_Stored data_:

================

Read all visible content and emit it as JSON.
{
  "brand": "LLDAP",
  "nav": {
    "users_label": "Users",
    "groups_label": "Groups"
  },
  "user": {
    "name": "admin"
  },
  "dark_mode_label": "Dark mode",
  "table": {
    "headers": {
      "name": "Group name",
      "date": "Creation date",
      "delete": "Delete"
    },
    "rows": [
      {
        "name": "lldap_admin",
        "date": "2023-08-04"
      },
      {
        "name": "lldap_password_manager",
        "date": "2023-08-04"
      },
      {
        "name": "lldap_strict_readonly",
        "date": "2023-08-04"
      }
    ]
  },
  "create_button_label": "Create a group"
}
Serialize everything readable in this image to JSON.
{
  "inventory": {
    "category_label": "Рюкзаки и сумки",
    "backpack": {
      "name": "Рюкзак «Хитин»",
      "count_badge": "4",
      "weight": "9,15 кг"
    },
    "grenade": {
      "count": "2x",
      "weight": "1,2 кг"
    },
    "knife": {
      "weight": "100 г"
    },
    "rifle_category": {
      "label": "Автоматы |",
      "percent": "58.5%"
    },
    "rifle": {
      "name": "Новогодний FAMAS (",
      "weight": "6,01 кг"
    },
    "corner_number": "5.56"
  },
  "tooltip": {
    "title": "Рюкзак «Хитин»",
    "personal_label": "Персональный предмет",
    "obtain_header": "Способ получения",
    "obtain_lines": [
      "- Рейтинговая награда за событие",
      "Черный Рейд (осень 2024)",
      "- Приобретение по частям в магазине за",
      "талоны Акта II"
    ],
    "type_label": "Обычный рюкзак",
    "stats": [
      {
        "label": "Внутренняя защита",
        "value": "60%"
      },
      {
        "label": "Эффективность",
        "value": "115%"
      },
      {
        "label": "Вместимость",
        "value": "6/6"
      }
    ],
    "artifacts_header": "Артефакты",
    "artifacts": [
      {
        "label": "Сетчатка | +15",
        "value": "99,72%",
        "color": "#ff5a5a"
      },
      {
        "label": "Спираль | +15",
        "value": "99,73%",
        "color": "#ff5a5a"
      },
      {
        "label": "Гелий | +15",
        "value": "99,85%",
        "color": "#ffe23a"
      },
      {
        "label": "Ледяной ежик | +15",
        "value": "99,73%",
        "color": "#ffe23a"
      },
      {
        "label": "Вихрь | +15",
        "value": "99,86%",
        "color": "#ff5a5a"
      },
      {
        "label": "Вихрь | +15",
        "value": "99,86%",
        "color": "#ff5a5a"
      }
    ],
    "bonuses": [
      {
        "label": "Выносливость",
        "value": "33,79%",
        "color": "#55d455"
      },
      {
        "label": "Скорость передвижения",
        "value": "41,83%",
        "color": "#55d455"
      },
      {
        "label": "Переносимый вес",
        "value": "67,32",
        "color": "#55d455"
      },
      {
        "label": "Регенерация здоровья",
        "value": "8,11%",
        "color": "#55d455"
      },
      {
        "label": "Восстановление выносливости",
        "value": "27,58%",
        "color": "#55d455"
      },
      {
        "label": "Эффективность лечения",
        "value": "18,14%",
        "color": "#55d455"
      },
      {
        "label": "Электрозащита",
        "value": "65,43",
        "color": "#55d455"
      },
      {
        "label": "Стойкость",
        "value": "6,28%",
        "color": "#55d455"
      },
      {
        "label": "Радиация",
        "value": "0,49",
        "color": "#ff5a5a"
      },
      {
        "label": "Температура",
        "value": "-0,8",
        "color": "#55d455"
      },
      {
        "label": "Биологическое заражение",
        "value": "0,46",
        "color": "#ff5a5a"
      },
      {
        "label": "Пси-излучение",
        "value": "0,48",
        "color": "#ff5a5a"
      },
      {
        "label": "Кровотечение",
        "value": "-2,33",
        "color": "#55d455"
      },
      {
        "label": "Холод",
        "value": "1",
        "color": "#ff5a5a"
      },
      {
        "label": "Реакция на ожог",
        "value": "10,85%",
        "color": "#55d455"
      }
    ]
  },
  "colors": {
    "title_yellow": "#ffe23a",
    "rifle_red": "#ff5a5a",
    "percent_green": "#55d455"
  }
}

================

_Requirements_: Identify each line in the records above that contains the word "Хитин", and copy it out in full.

_Output for this task_:
      "name": "Рюкзак «Хитин»",
    "title": "Рюкзак «Хитин»",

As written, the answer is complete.